* SET TASKS:
• 1. In the climate change adaptation text, what two effects of climate change on coastal Australia are named?
• 2. Edit the climate change adaptation text by rewriting the part that opens with the words containing "Despite international efforts" and closes with "climate change adaptation.", replacing "livelihoods" with "incomes".
• 3. Resume the climate change adaptation text, writing on from its last sentence.

What is adaptation to climate change?

Despite international efforts to reduce emissions of greenhouse gases, climate change is likely to have significant effects on coastal Australia.  These effects, which include sea-level rise and changes in the occurrence of extreme events, have the potential to significantly impact the livelihoods and lifestyles of coastal residents and the natural environment.  Decisions and actions that help to prepare for the adverse consequences of climate change, as well as to take advantage of the opportunities, are known as climate change adaptation.

Climate changes on all timescales from short-term fluctuations such as El Niño events through to glacial-interglacial fluctuations lasting many thousands of years.  Humans, and the environment in which we live, have adapted to these changes. 

Emissions of greenhouse gases from human activities are just one cause of climate change.  These excess emissions are already causing our climate to change, and will continue to have effects several centuries into the future.  We are already adapting to these changes and will continue to adapt in the future.  However, the rate of change is high and at the moment increasing – this challenges the ability of both human and natural systems to ‘keep up’ – to adapt sufficiently quickly to avoid negative impacts.

* Element box listing:
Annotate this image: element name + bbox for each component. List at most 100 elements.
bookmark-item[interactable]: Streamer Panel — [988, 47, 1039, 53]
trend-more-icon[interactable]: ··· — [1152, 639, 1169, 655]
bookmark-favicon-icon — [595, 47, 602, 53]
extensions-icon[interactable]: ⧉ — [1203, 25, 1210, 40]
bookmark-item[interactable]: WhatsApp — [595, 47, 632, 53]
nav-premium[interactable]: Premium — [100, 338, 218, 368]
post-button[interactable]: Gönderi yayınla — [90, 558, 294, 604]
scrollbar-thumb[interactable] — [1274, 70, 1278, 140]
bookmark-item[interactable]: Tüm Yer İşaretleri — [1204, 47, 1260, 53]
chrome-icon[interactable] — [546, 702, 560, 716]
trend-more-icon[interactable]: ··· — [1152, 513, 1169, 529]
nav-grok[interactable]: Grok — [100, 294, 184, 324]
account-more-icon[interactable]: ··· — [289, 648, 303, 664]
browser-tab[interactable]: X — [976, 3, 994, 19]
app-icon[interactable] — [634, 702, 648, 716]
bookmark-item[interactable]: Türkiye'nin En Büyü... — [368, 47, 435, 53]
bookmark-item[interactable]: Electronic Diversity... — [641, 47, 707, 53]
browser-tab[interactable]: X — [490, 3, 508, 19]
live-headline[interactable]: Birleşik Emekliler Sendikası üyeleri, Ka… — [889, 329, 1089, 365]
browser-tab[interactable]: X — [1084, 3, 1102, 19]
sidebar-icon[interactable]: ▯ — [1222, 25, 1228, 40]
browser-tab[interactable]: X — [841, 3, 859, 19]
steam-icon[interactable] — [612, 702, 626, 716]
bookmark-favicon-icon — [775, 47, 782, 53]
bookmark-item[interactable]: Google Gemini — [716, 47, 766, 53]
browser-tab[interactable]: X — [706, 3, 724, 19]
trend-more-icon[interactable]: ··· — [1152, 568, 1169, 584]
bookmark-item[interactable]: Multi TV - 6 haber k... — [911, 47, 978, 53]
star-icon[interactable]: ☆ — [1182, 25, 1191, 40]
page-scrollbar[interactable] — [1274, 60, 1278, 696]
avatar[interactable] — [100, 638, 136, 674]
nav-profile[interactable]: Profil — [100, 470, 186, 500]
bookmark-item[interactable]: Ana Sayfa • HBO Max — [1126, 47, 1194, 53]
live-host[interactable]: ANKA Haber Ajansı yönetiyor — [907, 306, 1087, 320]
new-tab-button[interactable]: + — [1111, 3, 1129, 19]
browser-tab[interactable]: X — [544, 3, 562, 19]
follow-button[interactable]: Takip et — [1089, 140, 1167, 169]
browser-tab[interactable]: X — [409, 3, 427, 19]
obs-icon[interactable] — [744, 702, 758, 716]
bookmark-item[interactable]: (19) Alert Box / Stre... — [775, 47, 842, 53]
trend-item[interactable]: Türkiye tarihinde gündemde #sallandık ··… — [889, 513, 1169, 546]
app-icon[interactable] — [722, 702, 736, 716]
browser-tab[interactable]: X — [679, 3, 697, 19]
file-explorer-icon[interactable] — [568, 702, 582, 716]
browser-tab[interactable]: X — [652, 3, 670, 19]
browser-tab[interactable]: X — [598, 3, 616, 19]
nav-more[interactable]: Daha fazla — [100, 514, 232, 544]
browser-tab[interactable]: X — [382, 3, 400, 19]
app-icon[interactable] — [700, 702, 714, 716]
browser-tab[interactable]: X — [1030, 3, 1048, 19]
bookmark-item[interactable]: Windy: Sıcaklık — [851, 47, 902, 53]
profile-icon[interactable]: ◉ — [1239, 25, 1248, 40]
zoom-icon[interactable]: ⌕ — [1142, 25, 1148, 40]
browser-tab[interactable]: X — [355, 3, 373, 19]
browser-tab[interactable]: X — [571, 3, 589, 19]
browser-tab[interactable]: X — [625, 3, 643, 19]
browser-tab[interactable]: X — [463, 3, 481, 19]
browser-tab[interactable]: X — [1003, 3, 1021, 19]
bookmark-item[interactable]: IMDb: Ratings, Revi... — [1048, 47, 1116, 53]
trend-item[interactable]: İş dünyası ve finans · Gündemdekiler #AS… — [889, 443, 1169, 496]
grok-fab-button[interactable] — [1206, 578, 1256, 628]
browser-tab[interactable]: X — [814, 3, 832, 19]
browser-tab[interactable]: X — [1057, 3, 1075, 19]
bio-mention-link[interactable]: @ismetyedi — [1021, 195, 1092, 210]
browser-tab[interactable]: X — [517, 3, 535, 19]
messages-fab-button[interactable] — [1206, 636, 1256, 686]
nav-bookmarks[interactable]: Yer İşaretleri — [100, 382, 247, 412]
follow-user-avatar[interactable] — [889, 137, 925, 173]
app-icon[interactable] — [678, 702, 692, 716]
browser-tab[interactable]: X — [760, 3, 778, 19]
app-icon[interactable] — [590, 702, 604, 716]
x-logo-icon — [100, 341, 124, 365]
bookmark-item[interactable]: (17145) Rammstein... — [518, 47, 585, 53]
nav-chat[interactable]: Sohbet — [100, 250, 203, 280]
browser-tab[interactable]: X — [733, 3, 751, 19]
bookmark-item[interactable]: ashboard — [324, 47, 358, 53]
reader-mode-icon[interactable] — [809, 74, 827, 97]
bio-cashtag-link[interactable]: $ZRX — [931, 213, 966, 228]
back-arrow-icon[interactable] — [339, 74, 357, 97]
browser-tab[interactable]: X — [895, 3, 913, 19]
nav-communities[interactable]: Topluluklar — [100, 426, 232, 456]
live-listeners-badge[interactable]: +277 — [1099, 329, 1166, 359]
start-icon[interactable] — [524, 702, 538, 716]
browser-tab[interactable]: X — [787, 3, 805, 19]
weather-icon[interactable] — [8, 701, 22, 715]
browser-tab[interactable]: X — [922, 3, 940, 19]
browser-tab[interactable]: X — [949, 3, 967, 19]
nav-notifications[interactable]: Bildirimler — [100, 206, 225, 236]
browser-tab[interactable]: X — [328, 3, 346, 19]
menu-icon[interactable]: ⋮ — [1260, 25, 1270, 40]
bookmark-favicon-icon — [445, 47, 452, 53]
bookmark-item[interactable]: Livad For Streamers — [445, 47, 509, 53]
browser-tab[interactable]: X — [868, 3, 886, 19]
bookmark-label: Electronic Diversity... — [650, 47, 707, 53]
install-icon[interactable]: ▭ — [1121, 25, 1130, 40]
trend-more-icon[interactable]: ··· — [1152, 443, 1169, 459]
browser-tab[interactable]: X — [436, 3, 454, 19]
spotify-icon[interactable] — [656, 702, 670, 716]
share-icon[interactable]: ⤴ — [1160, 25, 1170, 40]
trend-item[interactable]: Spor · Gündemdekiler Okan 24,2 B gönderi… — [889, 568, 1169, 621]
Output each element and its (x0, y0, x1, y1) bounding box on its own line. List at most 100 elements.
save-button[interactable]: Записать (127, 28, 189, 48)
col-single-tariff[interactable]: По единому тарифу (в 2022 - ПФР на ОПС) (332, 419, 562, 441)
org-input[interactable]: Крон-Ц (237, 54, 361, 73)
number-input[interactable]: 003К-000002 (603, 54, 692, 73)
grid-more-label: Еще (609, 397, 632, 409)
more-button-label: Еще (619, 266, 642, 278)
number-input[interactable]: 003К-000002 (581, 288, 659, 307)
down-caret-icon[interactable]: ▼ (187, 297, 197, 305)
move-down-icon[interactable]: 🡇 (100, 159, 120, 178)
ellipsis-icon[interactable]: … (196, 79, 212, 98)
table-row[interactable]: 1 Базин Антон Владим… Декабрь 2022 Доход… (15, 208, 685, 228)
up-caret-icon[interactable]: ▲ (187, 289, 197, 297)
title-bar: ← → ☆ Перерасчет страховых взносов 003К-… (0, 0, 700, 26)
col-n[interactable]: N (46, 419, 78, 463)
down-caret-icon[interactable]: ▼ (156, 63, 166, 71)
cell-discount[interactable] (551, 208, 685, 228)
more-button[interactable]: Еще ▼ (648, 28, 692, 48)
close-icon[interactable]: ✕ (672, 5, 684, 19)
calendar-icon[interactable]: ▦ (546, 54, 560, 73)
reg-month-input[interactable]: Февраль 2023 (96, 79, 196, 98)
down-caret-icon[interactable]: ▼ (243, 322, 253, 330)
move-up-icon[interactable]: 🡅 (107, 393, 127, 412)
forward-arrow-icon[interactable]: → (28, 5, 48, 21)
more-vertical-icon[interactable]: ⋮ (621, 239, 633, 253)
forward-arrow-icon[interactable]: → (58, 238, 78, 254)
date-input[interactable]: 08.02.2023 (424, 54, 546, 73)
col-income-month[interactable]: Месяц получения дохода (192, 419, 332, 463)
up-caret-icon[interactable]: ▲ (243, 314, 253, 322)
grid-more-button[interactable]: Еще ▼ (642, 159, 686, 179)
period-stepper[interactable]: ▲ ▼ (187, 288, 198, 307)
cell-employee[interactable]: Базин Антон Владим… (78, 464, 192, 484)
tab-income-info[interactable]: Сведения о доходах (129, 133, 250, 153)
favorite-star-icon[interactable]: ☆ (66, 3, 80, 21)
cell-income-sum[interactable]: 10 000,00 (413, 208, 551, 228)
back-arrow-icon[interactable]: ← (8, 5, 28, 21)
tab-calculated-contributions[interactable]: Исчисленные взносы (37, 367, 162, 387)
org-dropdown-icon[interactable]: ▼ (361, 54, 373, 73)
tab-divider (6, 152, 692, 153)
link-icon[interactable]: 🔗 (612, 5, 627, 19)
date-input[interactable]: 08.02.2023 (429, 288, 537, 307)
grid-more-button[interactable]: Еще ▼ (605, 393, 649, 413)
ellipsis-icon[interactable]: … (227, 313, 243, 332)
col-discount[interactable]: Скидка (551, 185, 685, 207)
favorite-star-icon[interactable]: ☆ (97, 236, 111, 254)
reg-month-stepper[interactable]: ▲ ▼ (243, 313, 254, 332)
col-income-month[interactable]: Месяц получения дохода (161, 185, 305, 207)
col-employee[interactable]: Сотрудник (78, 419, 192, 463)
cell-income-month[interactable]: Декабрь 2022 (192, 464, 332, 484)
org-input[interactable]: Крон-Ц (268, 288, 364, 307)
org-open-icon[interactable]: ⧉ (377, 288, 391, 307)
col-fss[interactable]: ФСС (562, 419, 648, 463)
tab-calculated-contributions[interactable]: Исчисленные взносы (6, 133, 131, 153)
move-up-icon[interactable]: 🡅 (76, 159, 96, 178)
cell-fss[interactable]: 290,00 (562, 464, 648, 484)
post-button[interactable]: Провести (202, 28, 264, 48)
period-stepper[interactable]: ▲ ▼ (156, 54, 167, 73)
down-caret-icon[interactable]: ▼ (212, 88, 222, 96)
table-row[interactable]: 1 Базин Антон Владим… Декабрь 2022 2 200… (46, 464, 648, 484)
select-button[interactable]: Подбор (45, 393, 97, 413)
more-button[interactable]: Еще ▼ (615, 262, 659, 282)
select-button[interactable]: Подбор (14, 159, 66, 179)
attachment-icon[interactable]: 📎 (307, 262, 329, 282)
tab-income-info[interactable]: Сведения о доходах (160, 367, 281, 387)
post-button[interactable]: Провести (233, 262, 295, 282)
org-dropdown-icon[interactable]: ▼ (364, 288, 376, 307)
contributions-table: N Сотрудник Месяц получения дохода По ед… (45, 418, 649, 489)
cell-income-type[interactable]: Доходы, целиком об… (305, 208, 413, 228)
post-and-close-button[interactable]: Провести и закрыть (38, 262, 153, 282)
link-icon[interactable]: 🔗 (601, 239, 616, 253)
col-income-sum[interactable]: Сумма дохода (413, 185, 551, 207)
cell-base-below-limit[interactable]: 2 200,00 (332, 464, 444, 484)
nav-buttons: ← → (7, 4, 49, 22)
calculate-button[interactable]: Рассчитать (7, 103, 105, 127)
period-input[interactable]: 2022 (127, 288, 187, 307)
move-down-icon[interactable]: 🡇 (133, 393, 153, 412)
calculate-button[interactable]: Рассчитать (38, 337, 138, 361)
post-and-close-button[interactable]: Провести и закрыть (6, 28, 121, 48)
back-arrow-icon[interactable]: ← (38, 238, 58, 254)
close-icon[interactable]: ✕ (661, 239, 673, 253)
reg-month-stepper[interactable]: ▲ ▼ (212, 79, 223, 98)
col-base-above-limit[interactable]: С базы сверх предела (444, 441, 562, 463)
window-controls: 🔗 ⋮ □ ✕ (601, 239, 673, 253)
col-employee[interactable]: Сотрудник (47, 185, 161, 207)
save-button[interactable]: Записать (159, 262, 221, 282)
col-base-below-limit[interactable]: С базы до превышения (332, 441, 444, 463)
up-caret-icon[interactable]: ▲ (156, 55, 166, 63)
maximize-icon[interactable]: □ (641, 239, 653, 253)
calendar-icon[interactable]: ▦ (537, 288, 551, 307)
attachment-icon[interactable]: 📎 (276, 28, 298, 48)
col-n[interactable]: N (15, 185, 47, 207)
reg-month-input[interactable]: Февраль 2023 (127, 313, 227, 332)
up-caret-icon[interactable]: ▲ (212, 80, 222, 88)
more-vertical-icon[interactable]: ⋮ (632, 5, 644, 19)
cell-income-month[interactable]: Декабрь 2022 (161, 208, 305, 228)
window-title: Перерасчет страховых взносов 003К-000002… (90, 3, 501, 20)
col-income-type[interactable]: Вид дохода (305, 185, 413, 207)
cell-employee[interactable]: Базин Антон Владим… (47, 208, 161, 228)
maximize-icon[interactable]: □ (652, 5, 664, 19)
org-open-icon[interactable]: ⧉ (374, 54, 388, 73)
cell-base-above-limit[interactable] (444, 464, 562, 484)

* OUTPUTS IN ORDER:
• 1. Sea-level rise and changes in the occurrence of extreme events.

• 2.
Despite international efforts to reduce emissions of greenhouse gases, climate change is likely to have significant effects on coastal Australia.  These effects, which include sea-level rise and changes in the occurrence of extreme events, have the potential to significantly impact the incomes and lifestyles of coastal residents and the natural environment.  Decisions and actions that help to prepare for the adverse consequences of climate change, as well as to take advantage of the opportunities, are known as climate change adaptation.

• 3.
Adaptation can happen at any level in society from the individual up to national and international levels.  In general, the higher up you go, the more the adaptation responses tend to be policies that frame action at lower levels.

Not all the effects of climate change will be negative, and this is especially true in the early years of warming. However, adaptation may be required to realise any positive benefits. In the coastal zone, for example, tourism may benefit if the climate of rival international beach holiday destinations becomes unpleasantly hot. Adaptations such as improvements to tourism infrastructure, e.g. hotel capacity, will be required to fully realise this potential benefit. As climate change progresses through the twenty-first century and beyond, the likelihood of any beneficial effects will diminish.

The ability to adapt is known as adaptive capacity.  Adaptive capacity is defined by the IPCC (2014) as the ‘ability of systems, institutions, humans, and other organisms to adjust to potential damage, to take advantage of opportunities, or to respond to consequences’.  The important word here is ‘ability’ — just because there is the capacity to do something does not necessarily translate into action. Thus, Australia has high capacity to adapt — it is relatively affluent, with robust institutions and a well-educated and healthy population. But that capacity does not necessarily translate into action to address the risks of climate change.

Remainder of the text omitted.